### Request
Return all lines that include the string "Chancellor".
━━━
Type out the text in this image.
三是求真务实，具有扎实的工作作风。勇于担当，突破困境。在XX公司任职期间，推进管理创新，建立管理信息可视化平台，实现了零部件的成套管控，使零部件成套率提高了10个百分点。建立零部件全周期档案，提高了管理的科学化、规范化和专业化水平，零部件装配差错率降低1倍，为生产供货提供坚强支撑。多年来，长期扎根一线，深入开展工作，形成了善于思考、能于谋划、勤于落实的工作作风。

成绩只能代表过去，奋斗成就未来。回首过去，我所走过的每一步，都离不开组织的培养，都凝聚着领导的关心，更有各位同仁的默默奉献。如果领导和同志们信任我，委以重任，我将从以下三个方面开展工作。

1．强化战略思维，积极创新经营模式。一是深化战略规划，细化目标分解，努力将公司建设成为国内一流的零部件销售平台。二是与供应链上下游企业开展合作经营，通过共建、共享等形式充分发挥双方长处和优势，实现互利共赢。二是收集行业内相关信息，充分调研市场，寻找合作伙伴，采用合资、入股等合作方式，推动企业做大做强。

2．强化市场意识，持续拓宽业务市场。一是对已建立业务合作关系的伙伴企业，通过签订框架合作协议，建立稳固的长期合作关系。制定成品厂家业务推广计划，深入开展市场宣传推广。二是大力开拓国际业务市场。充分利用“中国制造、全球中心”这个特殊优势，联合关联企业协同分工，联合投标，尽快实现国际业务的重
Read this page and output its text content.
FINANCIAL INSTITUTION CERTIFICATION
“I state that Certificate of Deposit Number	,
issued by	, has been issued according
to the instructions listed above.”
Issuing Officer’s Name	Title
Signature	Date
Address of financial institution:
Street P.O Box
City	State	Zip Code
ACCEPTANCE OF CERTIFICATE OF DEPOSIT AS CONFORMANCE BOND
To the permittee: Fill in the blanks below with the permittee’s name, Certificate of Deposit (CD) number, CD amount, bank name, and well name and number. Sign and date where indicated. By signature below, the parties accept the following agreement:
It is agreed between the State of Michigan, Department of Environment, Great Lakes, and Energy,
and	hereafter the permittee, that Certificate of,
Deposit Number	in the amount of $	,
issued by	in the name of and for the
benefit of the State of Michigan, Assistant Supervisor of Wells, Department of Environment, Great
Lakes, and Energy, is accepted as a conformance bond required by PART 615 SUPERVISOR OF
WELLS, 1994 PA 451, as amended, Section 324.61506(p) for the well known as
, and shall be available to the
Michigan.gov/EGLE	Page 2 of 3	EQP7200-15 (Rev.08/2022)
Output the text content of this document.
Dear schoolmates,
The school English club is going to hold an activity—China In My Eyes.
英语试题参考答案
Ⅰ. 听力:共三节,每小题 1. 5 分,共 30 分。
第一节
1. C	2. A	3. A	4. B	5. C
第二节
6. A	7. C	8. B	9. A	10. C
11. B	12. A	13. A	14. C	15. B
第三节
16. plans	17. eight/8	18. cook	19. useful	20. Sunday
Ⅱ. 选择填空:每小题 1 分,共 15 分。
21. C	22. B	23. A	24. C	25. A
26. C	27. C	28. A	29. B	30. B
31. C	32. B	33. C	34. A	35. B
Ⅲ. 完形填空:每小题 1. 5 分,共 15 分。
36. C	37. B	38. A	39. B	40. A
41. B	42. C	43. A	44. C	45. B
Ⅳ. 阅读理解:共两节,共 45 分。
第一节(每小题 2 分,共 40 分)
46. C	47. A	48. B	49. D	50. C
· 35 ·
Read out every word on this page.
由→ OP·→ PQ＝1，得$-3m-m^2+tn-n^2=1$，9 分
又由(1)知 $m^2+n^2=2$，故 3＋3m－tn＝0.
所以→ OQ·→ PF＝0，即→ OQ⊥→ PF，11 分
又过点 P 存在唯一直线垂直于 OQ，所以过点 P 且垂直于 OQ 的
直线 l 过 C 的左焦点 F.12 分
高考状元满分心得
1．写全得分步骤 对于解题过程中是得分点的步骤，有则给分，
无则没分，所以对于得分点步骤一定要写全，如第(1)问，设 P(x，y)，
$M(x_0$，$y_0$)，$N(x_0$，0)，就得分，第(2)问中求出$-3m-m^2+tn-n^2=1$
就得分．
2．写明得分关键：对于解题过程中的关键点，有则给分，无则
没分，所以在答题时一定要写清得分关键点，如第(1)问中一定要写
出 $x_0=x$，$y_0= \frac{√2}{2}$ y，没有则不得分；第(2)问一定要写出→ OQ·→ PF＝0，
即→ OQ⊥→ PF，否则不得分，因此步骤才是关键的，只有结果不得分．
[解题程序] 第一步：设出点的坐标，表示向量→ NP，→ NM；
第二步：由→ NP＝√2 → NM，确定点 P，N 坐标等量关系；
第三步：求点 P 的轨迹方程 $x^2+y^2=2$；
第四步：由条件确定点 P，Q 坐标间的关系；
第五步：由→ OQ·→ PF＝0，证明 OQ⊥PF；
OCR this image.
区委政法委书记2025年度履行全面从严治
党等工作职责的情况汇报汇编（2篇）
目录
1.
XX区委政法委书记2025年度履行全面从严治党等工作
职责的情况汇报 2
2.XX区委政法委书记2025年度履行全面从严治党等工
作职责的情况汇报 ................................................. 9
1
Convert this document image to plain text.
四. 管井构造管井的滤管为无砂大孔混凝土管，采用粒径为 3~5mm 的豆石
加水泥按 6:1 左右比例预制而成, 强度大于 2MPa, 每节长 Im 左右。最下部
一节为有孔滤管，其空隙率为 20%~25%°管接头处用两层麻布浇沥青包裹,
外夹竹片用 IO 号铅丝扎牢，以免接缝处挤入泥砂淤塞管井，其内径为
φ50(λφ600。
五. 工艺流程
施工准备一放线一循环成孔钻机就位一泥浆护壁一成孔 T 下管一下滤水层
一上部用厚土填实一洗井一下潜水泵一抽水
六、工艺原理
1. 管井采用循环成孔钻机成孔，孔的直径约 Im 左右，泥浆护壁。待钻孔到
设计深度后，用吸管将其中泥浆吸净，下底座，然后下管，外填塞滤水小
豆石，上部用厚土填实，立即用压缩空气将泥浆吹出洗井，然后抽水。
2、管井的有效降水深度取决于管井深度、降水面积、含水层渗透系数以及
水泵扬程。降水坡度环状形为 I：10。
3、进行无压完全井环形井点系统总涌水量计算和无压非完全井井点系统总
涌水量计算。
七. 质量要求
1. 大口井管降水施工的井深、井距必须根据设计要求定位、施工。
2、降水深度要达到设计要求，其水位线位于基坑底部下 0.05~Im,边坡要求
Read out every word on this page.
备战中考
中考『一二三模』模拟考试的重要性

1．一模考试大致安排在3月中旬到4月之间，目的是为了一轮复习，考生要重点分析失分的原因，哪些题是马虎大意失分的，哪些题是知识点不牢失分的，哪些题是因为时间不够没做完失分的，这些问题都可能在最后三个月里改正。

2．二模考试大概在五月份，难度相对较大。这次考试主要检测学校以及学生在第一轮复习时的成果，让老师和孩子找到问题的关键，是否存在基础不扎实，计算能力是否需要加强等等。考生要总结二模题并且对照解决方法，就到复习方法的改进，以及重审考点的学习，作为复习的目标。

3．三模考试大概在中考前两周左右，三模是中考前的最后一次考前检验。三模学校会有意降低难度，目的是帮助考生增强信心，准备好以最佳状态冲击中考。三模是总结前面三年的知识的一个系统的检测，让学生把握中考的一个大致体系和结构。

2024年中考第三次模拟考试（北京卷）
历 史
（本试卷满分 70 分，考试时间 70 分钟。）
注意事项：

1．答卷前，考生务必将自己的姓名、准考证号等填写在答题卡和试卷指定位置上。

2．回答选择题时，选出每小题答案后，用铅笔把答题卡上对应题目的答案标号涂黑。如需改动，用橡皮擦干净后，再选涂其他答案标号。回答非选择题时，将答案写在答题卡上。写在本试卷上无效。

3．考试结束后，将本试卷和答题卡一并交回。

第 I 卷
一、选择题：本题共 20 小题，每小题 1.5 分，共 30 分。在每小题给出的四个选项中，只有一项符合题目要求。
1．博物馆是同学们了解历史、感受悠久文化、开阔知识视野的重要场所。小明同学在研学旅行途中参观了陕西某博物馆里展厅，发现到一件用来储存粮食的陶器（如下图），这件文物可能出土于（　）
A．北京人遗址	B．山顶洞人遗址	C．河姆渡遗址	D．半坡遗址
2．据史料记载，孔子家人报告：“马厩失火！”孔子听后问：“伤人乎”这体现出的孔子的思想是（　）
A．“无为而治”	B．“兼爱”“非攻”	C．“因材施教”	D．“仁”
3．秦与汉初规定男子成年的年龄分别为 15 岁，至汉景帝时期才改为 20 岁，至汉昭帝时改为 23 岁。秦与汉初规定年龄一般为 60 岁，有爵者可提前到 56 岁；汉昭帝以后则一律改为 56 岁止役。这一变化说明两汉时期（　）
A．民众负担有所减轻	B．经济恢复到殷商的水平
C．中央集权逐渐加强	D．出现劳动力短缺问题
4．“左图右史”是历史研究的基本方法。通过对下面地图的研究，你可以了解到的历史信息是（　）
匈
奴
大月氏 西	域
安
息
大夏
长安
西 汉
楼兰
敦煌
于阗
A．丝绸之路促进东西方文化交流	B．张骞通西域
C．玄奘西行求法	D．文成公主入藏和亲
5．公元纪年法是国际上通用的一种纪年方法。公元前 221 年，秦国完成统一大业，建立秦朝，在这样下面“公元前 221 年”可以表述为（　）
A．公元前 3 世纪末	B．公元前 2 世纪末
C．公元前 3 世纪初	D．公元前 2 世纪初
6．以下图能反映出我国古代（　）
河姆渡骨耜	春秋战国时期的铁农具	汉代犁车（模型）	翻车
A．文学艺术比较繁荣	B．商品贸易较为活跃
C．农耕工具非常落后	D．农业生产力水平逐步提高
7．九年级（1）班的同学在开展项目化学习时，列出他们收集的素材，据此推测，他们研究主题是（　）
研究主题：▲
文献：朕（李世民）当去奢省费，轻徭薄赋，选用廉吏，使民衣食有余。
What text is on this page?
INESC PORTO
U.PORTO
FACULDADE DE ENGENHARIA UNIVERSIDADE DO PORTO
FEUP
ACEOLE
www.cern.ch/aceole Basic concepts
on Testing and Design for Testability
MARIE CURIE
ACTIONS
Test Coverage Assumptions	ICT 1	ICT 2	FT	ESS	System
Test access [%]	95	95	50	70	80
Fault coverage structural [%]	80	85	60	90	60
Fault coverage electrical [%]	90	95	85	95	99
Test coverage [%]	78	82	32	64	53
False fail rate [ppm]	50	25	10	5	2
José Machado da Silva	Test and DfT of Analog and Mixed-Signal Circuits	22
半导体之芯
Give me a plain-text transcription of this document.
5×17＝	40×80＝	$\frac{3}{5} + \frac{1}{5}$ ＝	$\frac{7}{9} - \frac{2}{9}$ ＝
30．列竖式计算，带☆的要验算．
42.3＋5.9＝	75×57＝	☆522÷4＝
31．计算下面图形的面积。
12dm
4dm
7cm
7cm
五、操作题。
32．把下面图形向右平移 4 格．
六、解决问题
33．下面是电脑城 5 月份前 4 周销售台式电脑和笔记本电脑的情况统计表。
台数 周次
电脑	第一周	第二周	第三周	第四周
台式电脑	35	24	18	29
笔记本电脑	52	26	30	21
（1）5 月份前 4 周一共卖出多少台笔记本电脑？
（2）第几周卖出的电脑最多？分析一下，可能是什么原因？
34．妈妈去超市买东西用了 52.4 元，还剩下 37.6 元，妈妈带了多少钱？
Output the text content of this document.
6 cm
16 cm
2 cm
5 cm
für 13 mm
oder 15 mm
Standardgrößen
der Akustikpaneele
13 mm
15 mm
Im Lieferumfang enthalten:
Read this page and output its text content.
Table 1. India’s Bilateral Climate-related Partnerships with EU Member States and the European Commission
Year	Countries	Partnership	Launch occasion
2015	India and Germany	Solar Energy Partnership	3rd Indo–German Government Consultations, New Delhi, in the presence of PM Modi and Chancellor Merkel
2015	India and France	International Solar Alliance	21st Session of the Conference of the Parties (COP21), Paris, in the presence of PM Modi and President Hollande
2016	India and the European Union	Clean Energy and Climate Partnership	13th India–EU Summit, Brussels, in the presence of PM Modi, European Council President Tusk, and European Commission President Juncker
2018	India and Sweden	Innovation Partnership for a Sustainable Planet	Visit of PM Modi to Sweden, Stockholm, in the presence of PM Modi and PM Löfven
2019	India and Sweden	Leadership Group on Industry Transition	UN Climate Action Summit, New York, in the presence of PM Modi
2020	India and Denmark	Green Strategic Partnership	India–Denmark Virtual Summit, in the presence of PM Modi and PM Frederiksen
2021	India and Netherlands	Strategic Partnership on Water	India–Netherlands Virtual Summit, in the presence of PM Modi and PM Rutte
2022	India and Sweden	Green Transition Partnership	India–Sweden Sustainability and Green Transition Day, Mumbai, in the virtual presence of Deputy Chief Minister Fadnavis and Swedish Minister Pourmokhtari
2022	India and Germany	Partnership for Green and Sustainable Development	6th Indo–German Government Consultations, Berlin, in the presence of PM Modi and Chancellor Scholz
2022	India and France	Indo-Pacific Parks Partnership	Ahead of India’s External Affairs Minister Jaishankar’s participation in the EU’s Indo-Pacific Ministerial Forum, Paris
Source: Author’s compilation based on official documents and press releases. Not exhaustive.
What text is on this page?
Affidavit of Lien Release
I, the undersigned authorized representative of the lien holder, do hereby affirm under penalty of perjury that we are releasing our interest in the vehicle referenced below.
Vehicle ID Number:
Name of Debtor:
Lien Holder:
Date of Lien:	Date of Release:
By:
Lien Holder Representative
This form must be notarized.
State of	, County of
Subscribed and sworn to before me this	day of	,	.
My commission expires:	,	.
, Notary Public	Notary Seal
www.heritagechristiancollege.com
━━━
### Full answer
2015	India and Germany	Solar Energy Partnership	3rd Indo–German Government Consultations, New Delhi, in the presence of PM Modi and Chancellor Merkel
2022	India and Germany	Partnership for Green and Sustainable Development	6th Indo–German Government Consultations, Berlin, in the presence of PM Modi and Chancellor Scholz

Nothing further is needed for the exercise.